> [TASK TO CARRY OUT]: Select and reproduce each line of the listing below that bears the string "工艺要求".

Start of RECORD SET

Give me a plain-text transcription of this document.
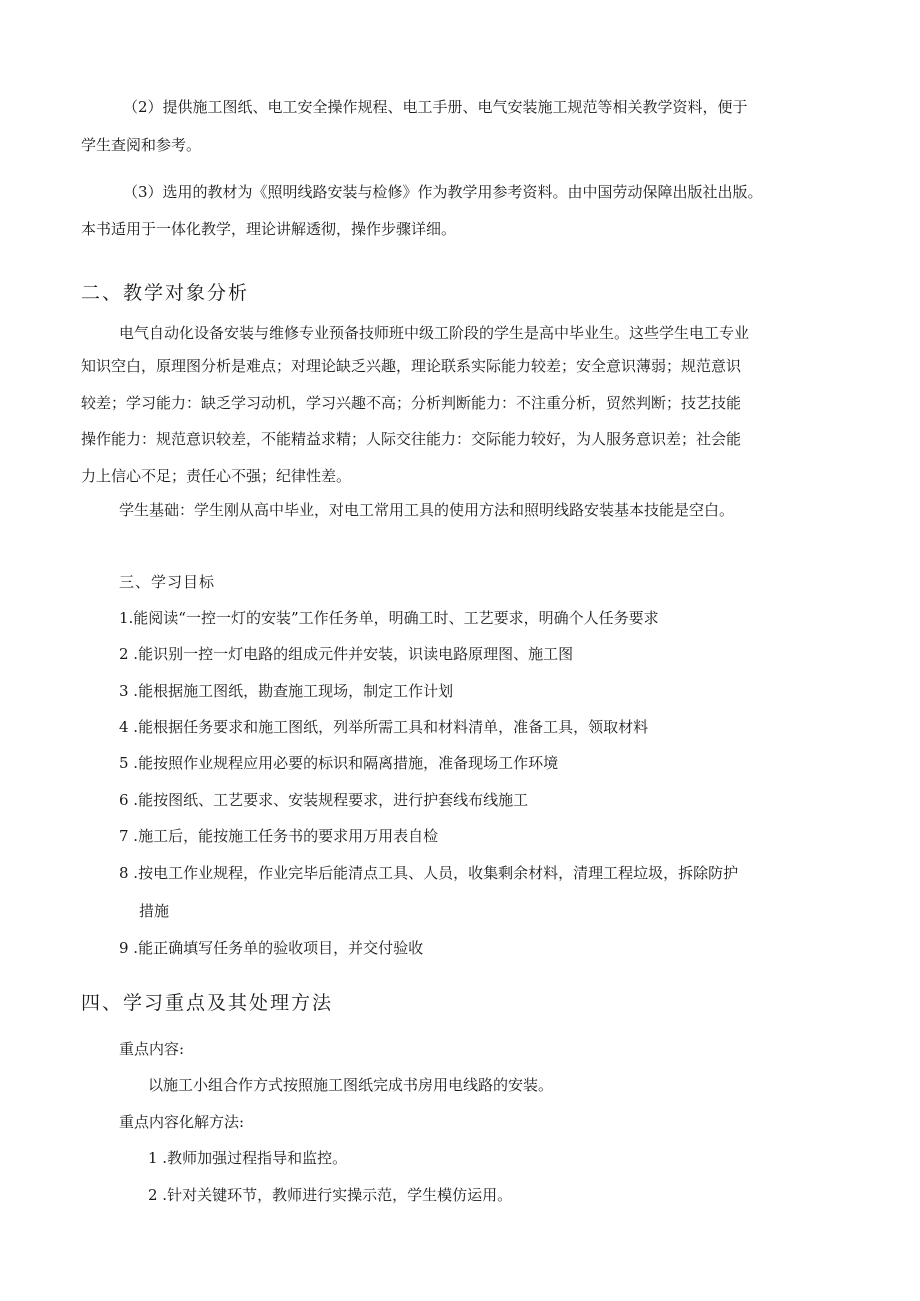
（2）提供施工图纸、电工安全操作规程、电工手册、电气安装施工规范等相关教学资料，便于
学生查阅和参考。
（3）选用的教材为《照明线路安装与检修》作为教学用参考资料。由中国劳动保障出版社出版。
本书适用于一体化教学，理论讲解透彻，操作步骤详细。
二、教学对象分析
电气自动化设备安装与维修专业预备技师班中级工阶段的学生是高中毕业生。这些学生电工专业
知识空白，原理图分析是难点；对理论缺乏兴趣，理论联系实际能力较差；安全意识薄弱；规范意识
较差；学习能力：缺乏学习动机，学习兴趣不高；分析判断能力：不注重分析，贸然判断；技艺技能
操作能力：规范意识较差，不能精益求精；人际交往能力：交际能力较好，为人服务意识差；社会能
力上信心不足；责任心不强；纪律性差。
学生基础：学生刚从高中毕业，对电工常用工具的使用方法和照明线路安装基本技能是空白。
三、学习目标
1.能阅读“一控一灯的安装”工作任务单，明确工时、工艺要求，明确个人任务要求
2 .能识别一控一灯电路的组成元件并安装，识读电路原理图、施工图
3 .能根据施工图纸，勘查施工现场，制定工作计划
4 .能根据任务要求和施工图纸，列举所需工具和材料清单，准备工具，领取材料
5 .能按照作业规程应用必要的标识和隔离措施，准备现场工作环境
6 .能按图纸、工艺要求、安装规程要求，进行护套线布线施工
7 .施工后，能按施工任务书的要求用万用表自检
8 .按电工作业规程，作业完毕后能清点工具、人员，收集剩余材料，清理工程垃圾，拆除防护
措施
9 .能正确填写任务单的验收项目，并交付验收
四、学习重点及其处理方法
重点内容:
以施工小组合作方式按照施工图纸完成书房用电线路的安装。
重点内容化解方法:
1 .教师加强过程指导和监控。
2 .针对关键环节，教师进行实操示范，学生模仿运用。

End of RECORD SET

> [THE RESPONSE]:
1.能阅读“一控一灯的安装”工作任务单，明确工时、工艺要求，明确个人任务要求
6 .能按图纸、工艺要求、安装规程要求，进行护套线布线施工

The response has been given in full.